Given task
Find every line in the entries below that contains the string "street", and copy each one. Case counts, so match uppercase and lowercase letters exactly.

Provided records

- - -

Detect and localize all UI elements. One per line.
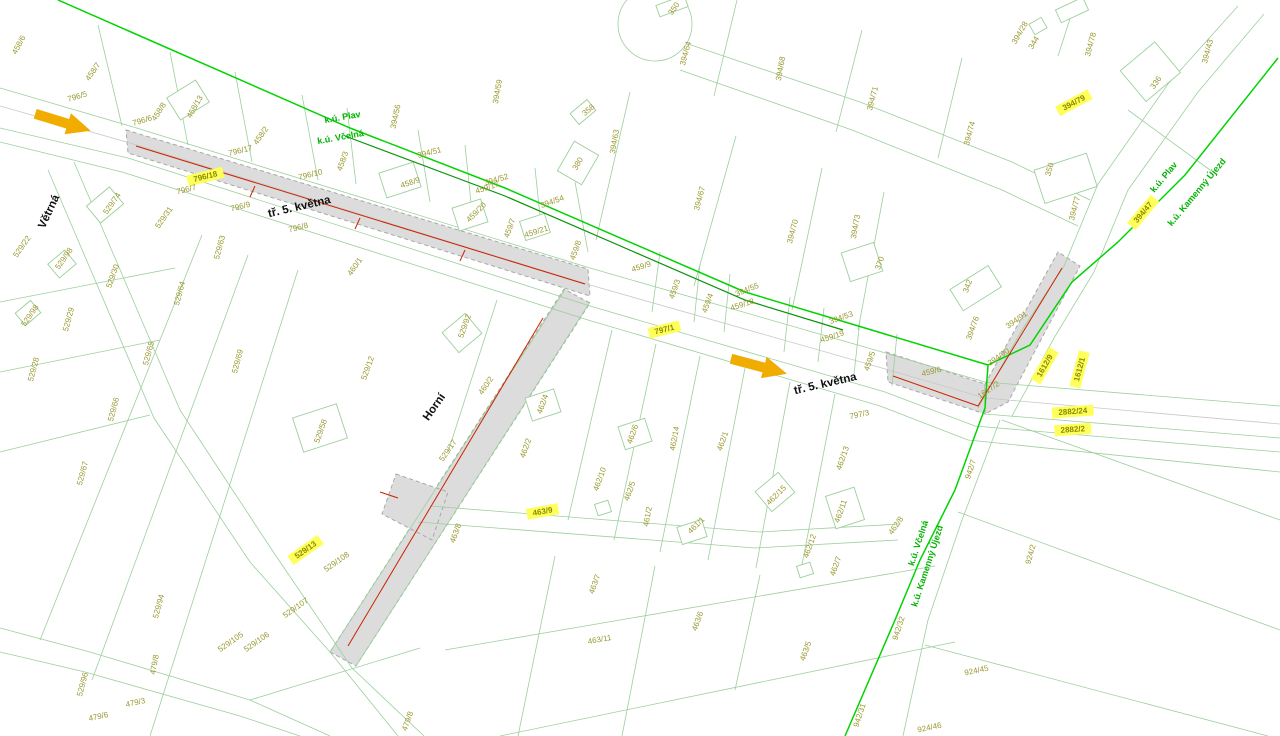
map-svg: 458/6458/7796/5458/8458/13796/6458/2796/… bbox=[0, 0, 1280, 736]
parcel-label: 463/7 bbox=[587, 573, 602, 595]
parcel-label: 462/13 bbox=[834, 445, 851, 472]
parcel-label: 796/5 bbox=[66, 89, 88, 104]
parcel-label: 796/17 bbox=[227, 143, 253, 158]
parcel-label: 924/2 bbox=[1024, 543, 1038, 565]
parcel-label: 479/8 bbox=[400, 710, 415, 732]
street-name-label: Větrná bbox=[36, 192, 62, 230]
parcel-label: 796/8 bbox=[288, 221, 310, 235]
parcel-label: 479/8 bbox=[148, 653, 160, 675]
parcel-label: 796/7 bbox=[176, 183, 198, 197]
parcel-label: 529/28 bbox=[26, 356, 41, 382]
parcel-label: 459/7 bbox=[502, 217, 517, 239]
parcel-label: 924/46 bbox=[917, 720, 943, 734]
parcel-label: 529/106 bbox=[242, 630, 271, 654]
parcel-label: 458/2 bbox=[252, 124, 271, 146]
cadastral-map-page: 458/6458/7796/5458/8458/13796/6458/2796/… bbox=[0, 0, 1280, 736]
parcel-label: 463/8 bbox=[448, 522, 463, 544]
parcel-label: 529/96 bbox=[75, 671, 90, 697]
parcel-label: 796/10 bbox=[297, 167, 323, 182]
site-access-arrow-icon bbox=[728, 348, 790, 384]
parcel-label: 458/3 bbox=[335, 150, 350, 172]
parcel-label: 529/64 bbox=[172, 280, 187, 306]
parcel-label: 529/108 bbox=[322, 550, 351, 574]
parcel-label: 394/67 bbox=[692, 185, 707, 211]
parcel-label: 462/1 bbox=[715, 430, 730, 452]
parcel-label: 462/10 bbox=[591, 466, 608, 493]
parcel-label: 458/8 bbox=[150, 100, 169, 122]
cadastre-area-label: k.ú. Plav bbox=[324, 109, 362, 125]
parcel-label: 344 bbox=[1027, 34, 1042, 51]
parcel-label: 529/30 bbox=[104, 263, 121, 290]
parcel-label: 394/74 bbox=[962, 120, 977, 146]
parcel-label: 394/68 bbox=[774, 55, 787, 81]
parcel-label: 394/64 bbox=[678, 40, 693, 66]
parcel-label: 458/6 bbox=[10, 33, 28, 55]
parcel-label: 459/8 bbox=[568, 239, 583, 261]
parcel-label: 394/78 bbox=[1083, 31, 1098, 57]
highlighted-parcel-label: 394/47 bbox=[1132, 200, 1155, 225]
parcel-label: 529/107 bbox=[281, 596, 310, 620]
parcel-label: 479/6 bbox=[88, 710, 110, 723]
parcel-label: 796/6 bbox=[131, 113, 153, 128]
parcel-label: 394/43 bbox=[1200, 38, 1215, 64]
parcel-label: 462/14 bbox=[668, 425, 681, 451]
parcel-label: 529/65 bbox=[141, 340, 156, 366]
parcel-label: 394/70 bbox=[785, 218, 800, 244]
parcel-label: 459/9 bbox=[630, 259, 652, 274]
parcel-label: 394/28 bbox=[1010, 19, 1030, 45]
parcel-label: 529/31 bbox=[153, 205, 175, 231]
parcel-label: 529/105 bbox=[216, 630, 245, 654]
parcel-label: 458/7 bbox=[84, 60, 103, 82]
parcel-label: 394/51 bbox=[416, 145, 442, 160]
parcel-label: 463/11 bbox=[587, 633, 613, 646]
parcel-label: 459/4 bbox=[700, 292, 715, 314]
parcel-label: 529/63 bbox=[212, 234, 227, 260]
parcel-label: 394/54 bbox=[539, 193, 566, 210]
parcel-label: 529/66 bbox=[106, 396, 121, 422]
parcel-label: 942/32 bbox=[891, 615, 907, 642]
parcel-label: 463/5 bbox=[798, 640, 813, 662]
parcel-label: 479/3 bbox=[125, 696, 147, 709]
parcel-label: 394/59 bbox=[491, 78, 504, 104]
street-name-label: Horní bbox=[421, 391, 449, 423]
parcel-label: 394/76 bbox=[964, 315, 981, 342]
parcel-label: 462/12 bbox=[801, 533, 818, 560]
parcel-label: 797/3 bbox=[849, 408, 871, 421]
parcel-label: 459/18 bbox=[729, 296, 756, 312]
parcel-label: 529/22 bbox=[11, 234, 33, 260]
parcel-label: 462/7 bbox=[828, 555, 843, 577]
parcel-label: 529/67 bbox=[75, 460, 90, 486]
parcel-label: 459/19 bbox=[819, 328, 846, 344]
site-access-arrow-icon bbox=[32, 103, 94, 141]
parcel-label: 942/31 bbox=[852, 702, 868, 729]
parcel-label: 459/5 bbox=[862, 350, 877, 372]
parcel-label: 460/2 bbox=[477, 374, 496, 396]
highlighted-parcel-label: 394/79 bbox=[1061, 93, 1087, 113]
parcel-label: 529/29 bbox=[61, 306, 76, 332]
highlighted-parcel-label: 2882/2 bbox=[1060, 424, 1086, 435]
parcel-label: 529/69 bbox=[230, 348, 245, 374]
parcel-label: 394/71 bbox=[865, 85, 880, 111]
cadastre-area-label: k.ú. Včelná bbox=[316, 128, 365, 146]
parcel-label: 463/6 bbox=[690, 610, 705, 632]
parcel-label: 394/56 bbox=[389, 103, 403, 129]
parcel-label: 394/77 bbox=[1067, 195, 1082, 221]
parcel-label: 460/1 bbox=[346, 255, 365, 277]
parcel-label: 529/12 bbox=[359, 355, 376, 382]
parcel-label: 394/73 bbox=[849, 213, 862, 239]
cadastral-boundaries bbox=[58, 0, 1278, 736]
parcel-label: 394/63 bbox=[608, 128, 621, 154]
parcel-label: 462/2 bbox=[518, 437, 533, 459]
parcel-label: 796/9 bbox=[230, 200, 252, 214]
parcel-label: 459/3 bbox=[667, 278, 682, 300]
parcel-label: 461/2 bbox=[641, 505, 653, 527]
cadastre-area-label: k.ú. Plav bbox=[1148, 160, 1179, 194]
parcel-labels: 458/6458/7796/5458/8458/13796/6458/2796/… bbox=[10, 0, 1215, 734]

- - -

Complete output
street-name-label: Větrná bbox=[36, 192, 62, 230]
street-name-label: Horní bbox=[421, 391, 449, 423]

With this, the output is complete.